**WRITTEN INSTRUCTION**
Find the lines below that contain the string "muassa". Copy each one.

+++ GIVEN RECORDS +++

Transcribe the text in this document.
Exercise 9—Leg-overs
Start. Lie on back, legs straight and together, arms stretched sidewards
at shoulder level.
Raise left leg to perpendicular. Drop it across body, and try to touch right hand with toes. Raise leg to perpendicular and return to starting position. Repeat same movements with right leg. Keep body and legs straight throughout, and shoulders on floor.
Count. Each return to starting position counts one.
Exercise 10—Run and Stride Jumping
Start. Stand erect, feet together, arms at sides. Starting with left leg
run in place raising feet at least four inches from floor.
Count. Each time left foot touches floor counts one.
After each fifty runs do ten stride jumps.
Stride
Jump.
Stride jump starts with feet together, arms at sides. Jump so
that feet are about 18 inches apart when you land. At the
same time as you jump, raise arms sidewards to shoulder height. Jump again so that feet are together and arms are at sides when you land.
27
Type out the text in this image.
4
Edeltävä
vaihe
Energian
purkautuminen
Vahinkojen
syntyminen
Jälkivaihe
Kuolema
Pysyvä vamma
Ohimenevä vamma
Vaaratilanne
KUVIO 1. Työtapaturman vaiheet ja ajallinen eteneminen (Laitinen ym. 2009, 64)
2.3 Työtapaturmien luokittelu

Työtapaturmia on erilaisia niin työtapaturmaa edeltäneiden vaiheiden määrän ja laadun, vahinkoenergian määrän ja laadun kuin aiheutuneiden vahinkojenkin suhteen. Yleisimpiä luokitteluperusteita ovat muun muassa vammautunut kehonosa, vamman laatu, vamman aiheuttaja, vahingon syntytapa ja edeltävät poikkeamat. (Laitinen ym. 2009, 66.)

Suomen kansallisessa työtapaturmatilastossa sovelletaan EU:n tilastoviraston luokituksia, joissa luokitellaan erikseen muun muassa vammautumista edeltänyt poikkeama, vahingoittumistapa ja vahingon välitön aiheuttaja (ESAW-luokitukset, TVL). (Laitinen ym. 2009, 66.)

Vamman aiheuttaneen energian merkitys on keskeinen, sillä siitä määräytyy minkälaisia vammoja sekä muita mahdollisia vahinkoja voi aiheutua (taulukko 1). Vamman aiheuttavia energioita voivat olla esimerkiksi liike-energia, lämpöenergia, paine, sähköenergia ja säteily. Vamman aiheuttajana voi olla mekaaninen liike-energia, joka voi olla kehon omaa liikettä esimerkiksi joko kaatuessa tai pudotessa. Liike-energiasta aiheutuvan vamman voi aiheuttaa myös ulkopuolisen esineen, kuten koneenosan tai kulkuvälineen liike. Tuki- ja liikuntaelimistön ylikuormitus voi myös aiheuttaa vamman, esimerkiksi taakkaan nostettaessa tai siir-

+++

**WRITTEN RESPONSE**
Työtapaturmia on erilaisia niin työtapaturmaa edeltäneiden vaiheiden määrän ja laadun, vahinkoenergian määrän ja laadun kuin aiheutuneiden vahinkojenkin suhteen. Yleisimpiä luokitteluperusteita ovat muun muassa vammautunut kehonosa, vamman laatu, vamman aiheuttaja, vahingon syntytapa ja edeltävät poikkeamat. (Laitinen ym. 2009, 66.)
Suomen kansallisessa työtapaturmatilastossa sovelletaan EU:n tilastoviraston luokituksia, joissa luokitellaan erikseen muun muassa vammautumista edeltänyt poikkeama, vahingoittumistapa ja vahingon välitön aiheuttaja (ESAW-luokitukset, TVL). (Laitinen ym. 2009, 66.)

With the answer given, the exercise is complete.